WHAT YOU ARE ASKED TO DO:
All of the data must be printed exactly; please include every line.
═════ GIVEN ENTRIES ═════
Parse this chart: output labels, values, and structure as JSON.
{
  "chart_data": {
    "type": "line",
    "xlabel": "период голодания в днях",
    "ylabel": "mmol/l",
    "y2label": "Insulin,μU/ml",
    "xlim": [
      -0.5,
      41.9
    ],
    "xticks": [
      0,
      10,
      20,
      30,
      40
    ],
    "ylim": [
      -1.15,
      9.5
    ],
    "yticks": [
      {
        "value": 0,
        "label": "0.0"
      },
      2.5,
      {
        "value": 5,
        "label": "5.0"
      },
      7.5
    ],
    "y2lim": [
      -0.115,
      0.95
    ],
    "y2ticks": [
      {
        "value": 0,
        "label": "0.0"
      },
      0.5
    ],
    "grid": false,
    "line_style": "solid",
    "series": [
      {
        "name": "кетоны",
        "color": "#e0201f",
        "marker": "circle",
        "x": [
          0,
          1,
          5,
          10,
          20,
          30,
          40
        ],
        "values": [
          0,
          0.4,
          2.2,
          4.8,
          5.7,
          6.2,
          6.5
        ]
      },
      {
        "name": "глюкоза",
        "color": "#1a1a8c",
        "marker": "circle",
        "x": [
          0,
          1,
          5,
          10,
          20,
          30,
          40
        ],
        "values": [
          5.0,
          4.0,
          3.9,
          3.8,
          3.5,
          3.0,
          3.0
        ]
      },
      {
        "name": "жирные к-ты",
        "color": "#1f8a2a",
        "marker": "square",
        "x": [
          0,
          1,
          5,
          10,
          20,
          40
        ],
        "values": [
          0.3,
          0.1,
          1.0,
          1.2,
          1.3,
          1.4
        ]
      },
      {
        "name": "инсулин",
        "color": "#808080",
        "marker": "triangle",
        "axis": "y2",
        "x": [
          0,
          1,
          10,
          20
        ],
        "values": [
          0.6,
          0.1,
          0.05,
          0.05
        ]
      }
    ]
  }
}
═════
FULL SOLUTION:
Parse this chart: output labels, values, and structure as JSON.
{
  "chart_data": {
    "type": "line",
    "xlabel": "период голодания в днях",
    "ylabel": "mmol/l",
    "y2label": "Insulin,μU/ml",
    "xlim": [
      -0.5,
      41.9
    ],
    "xticks": [
      0,
      10,
      20,
      30,
      40
    ],
    "ylim": [
      -1.15,
      9.5
    ],
    "yticks": [
      {
        "value": 0,
        "label": "0.0"
      },
      2.5,
      {
        "value": 5,
        "label": "5.0"
      },
      7.5
    ],
    "y2lim": [
      -0.115,
      0.95
    ],
    "y2ticks": [
      {
        "value": 0,
        "label": "0.0"
      },
      0.5
    ],
    "grid": false,
    "line_style": "solid",
    "series": [
      {
        "name": "кетоны",
        "color": "#e0201f",
        "marker": "circle",
        "x": [
          0,
          1,
          5,
          10,
          20,
          30,
          40
        ],
        "values": [
          0,
          0.4,
          2.2,
          4.8,
          5.7,
          6.2,
          6.5
        ]
      },
      {
        "name": "глюкоза",
        "color": "#1a1a8c",
        "marker": "circle",
        "x": [
          0,
          1,
          5,
          10,
          20,
          30,
          40
        ],
        "values": [
          5.0,
          4.0,
          3.9,
          3.8,
          3.5,
          3.0,
          3.0
        ]
      },
      {
        "name": "жирные к-ты",
        "color": "#1f8a2a",
        "marker": "square",
        "x": [
          0,
          1,
          5,
          10,
          20,
          40
        ],
        "values": [
          0.3,
          0.1,
          1.0,
          1.2,
          1.3,
          1.4
        ]
      },
      {
        "name": "инсулин",
        "color": "#808080",
        "marker": "triangle",
        "axis": "y2",
        "x": [
          0,
          1,
          10,
          20
        ],
        "values": [
          0.6,
          0.1,
          0.05,
          0.05
        ]
      }
    ]
  }
}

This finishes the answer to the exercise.